>> start

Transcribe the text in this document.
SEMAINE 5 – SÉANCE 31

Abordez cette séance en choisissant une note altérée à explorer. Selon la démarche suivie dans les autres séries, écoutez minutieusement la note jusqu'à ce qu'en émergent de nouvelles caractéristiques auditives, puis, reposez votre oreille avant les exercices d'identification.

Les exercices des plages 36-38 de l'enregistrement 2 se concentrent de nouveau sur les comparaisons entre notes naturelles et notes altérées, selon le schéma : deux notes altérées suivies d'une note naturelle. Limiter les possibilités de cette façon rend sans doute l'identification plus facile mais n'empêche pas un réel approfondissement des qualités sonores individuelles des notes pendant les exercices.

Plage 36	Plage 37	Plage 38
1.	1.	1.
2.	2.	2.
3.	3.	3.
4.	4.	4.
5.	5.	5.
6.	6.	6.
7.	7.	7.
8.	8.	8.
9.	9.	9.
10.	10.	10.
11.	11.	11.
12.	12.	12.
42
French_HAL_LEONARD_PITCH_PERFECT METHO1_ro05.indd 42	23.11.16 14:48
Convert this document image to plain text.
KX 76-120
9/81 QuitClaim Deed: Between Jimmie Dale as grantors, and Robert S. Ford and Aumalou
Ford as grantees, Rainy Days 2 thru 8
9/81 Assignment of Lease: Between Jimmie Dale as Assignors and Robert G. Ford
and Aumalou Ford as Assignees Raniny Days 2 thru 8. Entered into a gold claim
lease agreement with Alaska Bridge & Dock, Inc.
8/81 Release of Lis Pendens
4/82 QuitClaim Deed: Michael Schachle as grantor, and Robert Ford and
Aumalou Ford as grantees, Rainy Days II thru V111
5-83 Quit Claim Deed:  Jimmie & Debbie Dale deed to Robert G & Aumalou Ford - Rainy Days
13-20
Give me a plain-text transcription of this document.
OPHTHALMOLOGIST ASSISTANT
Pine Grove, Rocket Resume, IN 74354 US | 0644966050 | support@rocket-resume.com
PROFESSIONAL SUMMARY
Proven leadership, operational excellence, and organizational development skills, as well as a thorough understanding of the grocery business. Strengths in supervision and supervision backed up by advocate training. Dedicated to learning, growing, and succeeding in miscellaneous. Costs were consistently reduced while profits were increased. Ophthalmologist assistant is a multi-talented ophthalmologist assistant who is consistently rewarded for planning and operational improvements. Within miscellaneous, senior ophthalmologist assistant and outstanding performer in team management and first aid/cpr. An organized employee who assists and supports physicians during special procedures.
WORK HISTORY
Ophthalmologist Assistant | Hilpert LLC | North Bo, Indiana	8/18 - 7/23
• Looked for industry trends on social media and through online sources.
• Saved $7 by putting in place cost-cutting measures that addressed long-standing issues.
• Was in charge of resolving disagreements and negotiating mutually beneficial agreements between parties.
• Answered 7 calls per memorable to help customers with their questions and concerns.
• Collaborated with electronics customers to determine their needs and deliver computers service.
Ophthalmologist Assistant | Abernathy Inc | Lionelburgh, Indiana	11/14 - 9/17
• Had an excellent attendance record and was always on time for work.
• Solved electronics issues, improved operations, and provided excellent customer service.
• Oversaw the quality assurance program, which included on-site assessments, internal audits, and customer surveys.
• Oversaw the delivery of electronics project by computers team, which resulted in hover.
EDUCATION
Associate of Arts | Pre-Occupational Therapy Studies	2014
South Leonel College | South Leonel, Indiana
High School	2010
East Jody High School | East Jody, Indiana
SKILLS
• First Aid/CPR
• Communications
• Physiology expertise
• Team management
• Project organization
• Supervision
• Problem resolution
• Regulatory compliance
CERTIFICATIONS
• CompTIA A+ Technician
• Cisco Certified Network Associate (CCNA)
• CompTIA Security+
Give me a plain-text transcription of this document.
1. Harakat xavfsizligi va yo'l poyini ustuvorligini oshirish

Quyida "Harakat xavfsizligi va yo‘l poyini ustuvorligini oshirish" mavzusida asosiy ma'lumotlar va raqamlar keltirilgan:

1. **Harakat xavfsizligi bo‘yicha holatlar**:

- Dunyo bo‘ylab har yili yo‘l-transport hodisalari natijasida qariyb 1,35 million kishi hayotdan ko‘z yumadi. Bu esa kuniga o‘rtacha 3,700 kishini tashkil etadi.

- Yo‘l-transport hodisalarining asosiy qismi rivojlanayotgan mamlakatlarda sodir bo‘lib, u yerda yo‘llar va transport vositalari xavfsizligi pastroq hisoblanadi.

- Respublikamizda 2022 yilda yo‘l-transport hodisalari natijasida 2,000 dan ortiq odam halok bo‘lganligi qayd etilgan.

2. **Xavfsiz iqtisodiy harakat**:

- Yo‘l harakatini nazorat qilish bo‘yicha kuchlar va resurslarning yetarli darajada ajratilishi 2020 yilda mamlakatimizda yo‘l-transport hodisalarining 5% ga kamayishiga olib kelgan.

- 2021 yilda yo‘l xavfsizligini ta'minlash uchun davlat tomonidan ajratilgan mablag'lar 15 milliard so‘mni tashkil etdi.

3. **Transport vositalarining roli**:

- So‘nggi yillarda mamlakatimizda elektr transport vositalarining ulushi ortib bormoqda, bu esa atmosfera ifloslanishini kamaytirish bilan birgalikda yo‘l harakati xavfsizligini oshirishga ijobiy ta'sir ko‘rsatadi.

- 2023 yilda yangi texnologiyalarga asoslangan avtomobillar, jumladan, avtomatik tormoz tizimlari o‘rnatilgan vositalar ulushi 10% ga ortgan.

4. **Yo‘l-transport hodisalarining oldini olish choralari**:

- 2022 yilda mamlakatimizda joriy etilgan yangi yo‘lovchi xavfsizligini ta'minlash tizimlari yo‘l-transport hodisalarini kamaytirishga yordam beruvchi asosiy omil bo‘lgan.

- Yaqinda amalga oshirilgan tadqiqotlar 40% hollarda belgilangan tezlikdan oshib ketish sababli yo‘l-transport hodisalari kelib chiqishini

>> end

Return every line exactly.

Transcribe the text in this document.
SEMAINE 5 – SÉANCE 31

Abordez cette séance en choisissant une note altérée à explorer. Selon la démarche suivie dans les autres séries, écoutez minutieusement la note jusqu'à ce qu'en émergent de nouvelles caractéristiques auditives, puis, reposez votre oreille avant les exercices d'identification.

Les exercices des plages 36-38 de l'enregistrement 2 se concentrent de nouveau sur les comparaisons entre notes naturelles et notes altérées, selon le schéma : deux notes altérées suivies d'une note naturelle. Limiter les possibilités de cette façon rend sans doute l'identification plus facile mais n'empêche pas un réel approfondissement des qualités sonores individuelles des notes pendant les exercices.

Plage 36	Plage 37	Plage 38
1.	1.	1.
2.	2.	2.
3.	3.	3.
4.	4.	4.
5.	5.	5.
6.	6.	6.
7.	7.	7.
8.	8.	8.
9.	9.	9.
10.	10.	10.
11.	11.	11.
12.	12.	12.
42
French_HAL_LEONARD_PITCH_PERFECT METHO1_ro05.indd 42	23.11.16 14:48
Convert this document image to plain text.
KX 76-120
9/81 QuitClaim Deed: Between Jimmie Dale as grantors, and Robert S. Ford and Aumalou
Ford as grantees, Rainy Days 2 thru 8
9/81 Assignment of Lease: Between Jimmie Dale as Assignors and Robert G. Ford
and Aumalou Ford as Assignees Raniny Days 2 thru 8. Entered into a gold claim
lease agreement with Alaska Bridge & Dock, Inc.
8/81 Release of Lis Pendens
4/82 QuitClaim Deed: Michael Schachle as grantor, and Robert Ford and
Aumalou Ford as grantees, Rainy Days II thru V111
5-83 Quit Claim Deed:  Jimmie & Debbie Dale deed to Robert G & Aumalou Ford - Rainy Days
13-20
Give me a plain-text transcription of this document.
OPHTHALMOLOGIST ASSISTANT
Pine Grove, Rocket Resume, IN 74354 US | 0644966050 | support@rocket-resume.com
PROFESSIONAL SUMMARY
Proven leadership, operational excellence, and organizational development skills, as well as a thorough understanding of the grocery business. Strengths in supervision and supervision backed up by advocate training. Dedicated to learning, growing, and succeeding in miscellaneous. Costs were consistently reduced while profits were increased. Ophthalmologist assistant is a multi-talented ophthalmologist assistant who is consistently rewarded for planning and operational improvements. Within miscellaneous, senior ophthalmologist assistant and outstanding performer in team management and first aid/cpr. An organized employee who assists and supports physicians during special procedures.
WORK HISTORY
Ophthalmologist Assistant | Hilpert LLC | North Bo, Indiana	8/18 - 7/23
• Looked for industry trends on social media and through online sources.
• Saved $7 by putting in place cost-cutting measures that addressed long-standing issues.
• Was in charge of resolving disagreements and negotiating mutually beneficial agreements between parties.
• Answered 7 calls per memorable to help customers with their questions and concerns.
• Collaborated with electronics customers to determine their needs and deliver computers service.
Ophthalmologist Assistant | Abernathy Inc | Lionelburgh, Indiana	11/14 - 9/17
• Had an excellent attendance record and was always on time for work.
• Solved electronics issues, improved operations, and provided excellent customer service.
• Oversaw the quality assurance program, which included on-site assessments, internal audits, and customer surveys.
• Oversaw the delivery of electronics project by computers team, which resulted in hover.
EDUCATION
Associate of Arts | Pre-Occupational Therapy Studies	2014
South Leonel College | South Leonel, Indiana
High School	2010
East Jody High School | East Jody, Indiana
SKILLS
• First Aid/CPR
• Communications
• Physiology expertise
• Team management
• Project organization
• Supervision
• Problem resolution
• Regulatory compliance
CERTIFICATIONS
• CompTIA A+ Technician
• Cisco Certified Network Associate (CCNA)
• CompTIA Security+
Give me a plain-text transcription of this document.
1. Harakat xavfsizligi va yo'l poyini ustuvorligini oshirish

Quyida "Harakat xavfsizligi va yo‘l poyini ustuvorligini oshirish" mavzusida asosiy ma'lumotlar va raqamlar keltirilgan:

1. **Harakat xavfsizligi bo‘yicha holatlar**:

- Dunyo bo‘ylab har yili yo‘l-transport hodisalari natijasida qariyb 1,35 million kishi hayotdan ko‘z yumadi. Bu esa kuniga o‘rtacha 3,700 kishini tashkil etadi.

- Yo‘l-transport hodisalarining asosiy qismi rivojlanayotgan mamlakatlarda sodir bo‘lib, u yerda yo‘llar va transport vositalari xavfsizligi pastroq hisoblanadi.

- Respublikamizda 2022 yilda yo‘l-transport hodisalari natijasida 2,000 dan ortiq odam halok bo‘lganligi qayd etilgan.

2. **Xavfsiz iqtisodiy harakat**:

- Yo‘l harakatini nazorat qilish bo‘yicha kuchlar va resurslarning yetarli darajada ajratilishi 2020 yilda mamlakatimizda yo‘l-transport hodisalarining 5% ga kamayishiga olib kelgan.

- 2021 yilda yo‘l xavfsizligini ta'minlash uchun davlat tomonidan ajratilgan mablag'lar 15 milliard so‘mni tashkil etdi.

3. **Transport vositalarining roli**:

- So‘nggi yillarda mamlakatimizda elektr transport vositalarining ulushi ortib bormoqda, bu esa atmosfera ifloslanishini kamaytirish bilan birgalikda yo‘l harakati xavfsizligini oshirishga ijobiy ta'sir ko‘rsatadi.

- 2023 yilda yangi texnologiyalarga asoslangan avtomobillar, jumladan, avtomatik tormoz tizimlari o‘rnatilgan vositalar ulushi 10% ga ortgan.

4. **Yo‘l-transport hodisalarining oldini olish choralari**:

- 2022 yilda mamlakatimizda joriy etilgan yangi yo‘lovchi xavfsizligini ta'minlash tizimlari yo‘l-transport hodisalarini kamaytirishga yordam beruvchi asosiy omil bo‘lgan.

- Yaqinda amalga oshirilgan tadqiqotlar 40% hollarda belgilangan tezlikdan oshib ketish sababli yo‘l-transport hodisalari kelib chiqishini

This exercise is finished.